• TRY IT
Copy out the passage on nanotechnology in chemistry and health word for word, in full.

EXCERPT PROVIDED Start Marker

Precious metals offer another interesting area of nanotechnology in chemistry. Scientists have found, for example, that gold nanoparticles offer significantly improved catalytic properties. And nanoparticulate silver, which provides anti-microbial properties, is being used in a variety of products, such as wound dressings, baby milk cartons to prevent cross-contamination, food storage containers, and in the plastic parts of refrigerators to prevent mold formation. If through nanotechnology, bacteria identification and food quality monitoring using biosensors, intelligent, active, and smart food packaging systems; nanoencapsulation of bioactive food compounds are few examples of applications of nanotechnology for the food industry. Nanotechnology can be applied in the production, processing, safety and packaging of food. A nanocomposite coating process could improve food packaging by placing anti-microbial agents directly on the surface of the coated film. Nanocomposites could increase or decrease gas permeability of different fillers as is needed for different products. They can also improve the mechanical and heat-resistance properties and lower the oxygen transmission rate.

Chemistry and Human Health

Some of the most significant developments in nanotechnology will come in the field of healthcare. Work on new diagnostics indicates that increased sensitivity at the nano-scale will enable problems to be detected before they have affected the body, thereby reducing patient suffering and the length of hospital stays. Developments in nanotechnology also are benefiting tissue engineering, with new materials and surfaces that are more biocompatible. Nanotechnology also is providing benefits to the field of drug delivery.

EXCERPT PROVIDED End Marker
RECORD EXCERPTS Start Marker

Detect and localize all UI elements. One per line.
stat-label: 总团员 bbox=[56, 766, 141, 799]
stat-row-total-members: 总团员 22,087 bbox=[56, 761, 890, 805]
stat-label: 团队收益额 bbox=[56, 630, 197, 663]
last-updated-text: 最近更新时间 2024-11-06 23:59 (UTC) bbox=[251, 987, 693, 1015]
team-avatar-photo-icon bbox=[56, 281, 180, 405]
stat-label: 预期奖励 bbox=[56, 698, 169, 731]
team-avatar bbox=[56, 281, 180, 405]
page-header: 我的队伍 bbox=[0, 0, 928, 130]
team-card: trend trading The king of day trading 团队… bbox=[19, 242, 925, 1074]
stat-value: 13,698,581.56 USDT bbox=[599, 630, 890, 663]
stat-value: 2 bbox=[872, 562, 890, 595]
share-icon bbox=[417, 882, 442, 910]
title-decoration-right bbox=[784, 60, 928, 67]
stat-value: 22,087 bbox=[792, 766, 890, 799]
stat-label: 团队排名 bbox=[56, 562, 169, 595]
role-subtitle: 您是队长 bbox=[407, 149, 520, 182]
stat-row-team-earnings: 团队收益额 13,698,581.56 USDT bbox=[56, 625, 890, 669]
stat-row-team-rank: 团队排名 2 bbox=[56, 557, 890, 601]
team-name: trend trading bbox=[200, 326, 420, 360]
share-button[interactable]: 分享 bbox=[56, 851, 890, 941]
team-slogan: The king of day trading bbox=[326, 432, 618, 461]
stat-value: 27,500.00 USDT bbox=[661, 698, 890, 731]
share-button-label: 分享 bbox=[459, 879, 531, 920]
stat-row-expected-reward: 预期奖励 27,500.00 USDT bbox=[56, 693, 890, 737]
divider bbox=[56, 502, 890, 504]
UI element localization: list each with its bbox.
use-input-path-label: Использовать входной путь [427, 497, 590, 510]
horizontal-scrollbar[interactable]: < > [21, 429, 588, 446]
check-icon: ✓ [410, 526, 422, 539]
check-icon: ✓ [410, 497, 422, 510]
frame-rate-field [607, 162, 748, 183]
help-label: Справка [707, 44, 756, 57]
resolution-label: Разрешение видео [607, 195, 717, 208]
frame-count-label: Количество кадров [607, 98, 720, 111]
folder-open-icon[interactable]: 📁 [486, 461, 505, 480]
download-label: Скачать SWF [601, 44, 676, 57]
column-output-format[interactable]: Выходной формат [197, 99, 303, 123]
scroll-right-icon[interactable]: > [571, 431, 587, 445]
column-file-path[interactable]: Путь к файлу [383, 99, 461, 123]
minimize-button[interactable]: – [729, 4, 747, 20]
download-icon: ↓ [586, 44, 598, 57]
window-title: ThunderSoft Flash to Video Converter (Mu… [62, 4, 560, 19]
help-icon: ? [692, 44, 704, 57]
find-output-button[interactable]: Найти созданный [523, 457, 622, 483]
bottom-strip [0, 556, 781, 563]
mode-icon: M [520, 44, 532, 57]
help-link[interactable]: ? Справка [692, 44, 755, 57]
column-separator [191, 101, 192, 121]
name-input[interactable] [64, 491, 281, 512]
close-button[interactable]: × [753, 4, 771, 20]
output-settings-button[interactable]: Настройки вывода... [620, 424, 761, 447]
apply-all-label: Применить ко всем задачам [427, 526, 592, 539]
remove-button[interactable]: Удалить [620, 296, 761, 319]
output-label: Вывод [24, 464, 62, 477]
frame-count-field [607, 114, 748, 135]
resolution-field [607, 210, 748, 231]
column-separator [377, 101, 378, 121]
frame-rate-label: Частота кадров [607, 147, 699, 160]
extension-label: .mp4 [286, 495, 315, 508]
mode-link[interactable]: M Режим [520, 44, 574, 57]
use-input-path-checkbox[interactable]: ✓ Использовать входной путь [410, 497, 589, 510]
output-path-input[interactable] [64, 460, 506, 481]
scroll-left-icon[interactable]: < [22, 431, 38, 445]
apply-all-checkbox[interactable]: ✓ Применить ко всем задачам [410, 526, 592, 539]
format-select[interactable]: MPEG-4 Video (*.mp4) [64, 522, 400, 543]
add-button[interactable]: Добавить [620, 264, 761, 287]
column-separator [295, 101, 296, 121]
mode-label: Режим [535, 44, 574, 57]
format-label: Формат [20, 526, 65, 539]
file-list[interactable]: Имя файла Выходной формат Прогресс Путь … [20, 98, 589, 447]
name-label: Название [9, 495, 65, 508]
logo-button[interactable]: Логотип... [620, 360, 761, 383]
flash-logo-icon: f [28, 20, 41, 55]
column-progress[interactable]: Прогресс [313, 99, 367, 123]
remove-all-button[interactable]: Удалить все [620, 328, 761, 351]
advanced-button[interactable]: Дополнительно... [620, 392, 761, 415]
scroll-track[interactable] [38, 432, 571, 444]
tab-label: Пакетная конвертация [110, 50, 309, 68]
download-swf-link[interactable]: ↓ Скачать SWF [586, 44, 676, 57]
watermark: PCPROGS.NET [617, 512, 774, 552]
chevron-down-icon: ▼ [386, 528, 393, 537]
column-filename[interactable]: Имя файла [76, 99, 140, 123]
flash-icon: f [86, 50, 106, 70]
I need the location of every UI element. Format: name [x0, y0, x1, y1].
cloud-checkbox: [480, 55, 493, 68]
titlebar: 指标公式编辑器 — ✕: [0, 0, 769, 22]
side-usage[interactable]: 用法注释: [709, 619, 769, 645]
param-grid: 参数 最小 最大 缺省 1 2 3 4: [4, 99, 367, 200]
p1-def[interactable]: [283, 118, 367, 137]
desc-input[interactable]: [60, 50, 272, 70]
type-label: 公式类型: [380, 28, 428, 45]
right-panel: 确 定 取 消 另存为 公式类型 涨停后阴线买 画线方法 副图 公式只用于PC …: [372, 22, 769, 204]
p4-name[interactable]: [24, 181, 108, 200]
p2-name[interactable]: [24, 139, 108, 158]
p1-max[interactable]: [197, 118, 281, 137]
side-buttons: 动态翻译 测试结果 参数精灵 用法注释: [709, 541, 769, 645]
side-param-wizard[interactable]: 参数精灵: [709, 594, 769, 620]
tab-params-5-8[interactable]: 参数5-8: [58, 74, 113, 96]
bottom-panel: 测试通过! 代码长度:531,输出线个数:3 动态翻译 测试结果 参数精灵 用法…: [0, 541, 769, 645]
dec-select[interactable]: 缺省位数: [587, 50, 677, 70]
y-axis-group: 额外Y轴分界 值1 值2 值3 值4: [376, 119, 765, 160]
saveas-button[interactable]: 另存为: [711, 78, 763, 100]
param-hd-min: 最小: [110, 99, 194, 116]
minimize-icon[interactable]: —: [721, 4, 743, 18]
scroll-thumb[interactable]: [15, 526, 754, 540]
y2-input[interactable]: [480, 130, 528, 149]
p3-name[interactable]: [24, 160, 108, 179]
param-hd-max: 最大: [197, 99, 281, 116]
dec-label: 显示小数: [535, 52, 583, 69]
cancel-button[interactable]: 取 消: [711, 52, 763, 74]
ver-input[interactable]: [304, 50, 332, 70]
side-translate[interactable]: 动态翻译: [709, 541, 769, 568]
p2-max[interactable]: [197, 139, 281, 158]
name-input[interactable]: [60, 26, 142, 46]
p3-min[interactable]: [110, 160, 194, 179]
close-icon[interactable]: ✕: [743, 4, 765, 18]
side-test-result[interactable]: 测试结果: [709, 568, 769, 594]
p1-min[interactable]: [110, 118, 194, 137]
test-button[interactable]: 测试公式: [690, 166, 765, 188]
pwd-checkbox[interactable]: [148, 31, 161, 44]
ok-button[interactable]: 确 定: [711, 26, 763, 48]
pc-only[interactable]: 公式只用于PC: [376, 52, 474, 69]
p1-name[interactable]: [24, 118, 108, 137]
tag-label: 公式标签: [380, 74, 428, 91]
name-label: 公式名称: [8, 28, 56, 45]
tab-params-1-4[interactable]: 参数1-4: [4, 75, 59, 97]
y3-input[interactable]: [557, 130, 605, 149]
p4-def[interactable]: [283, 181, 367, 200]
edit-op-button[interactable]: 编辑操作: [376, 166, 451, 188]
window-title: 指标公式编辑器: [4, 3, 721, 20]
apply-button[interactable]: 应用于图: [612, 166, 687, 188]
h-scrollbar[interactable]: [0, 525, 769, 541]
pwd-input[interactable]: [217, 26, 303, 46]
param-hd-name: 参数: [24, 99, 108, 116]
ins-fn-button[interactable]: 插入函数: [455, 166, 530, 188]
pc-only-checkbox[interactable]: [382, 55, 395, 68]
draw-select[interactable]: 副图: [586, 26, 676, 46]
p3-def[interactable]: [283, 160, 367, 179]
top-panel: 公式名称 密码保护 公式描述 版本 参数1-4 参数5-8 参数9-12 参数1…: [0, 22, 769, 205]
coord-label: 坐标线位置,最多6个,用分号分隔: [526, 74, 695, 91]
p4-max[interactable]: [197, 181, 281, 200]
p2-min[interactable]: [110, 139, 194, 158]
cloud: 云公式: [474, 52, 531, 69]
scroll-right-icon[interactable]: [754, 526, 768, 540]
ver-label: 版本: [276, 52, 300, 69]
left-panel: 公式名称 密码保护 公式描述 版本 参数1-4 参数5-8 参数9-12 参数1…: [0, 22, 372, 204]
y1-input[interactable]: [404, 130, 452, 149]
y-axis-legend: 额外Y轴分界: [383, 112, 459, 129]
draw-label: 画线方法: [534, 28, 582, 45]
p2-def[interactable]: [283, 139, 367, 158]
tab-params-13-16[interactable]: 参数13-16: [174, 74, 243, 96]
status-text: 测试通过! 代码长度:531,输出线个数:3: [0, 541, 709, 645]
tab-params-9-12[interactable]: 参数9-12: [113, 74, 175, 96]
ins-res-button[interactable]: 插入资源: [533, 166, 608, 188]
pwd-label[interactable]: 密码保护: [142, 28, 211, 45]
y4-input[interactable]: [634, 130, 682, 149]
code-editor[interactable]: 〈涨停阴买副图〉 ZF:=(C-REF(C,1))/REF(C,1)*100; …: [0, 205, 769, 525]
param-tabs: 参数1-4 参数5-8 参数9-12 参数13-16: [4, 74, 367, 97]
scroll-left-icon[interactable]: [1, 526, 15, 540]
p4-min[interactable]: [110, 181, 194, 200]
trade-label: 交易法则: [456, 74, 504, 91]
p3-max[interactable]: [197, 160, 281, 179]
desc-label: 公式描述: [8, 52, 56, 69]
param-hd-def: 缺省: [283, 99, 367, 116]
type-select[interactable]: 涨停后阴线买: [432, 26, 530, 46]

RECORD EXCERPTS End Marker

• OUTPUT OF THE EXERCISE
Precious metals offer another interesting area of nanotechnology in chemistry. Scientists have found, for example, that gold nanoparticles offer significantly improved catalytic properties. And nanoparticulate silver, which provides anti-microbial properties, is being used in a variety of products, such as wound dressings, baby milk cartons to prevent cross-contamination, food storage containers, and in the plastic parts of refrigerators to prevent mold formation. If through nanotechnology, bacteria identification and food quality monitoring using biosensors, intelligent, active, and smart food packaging systems; nanoencapsulation of bioactive food compounds are few examples of applications of nanotechnology for the food industry. Nanotechnology can be applied in the production, processing, safety and packaging of food. A nanocomposite coating process could improve food packaging by placing anti-microbial agents directly on the surface of the coated film. Nanocomposites could increase or decrease gas permeability of different fillers as is needed for different products. They can also improve the mechanical and heat-resistance properties and lower the oxygen transmission rate.

Chemistry and Human Health

Some of the most significant developments in nanotechnology will come in the field of healthcare. Work on new diagnostics indicates that increased sensitivity at the nano-scale will enable problems to be detected before they have affected the body, thereby reducing patient suffering and the length of hospital stays. Developments in nanotechnology also are benefiting tissue engineering, with new materials and surfaces that are more biocompatible. Nanotechnology also is providing benefits to the field of drug delivery.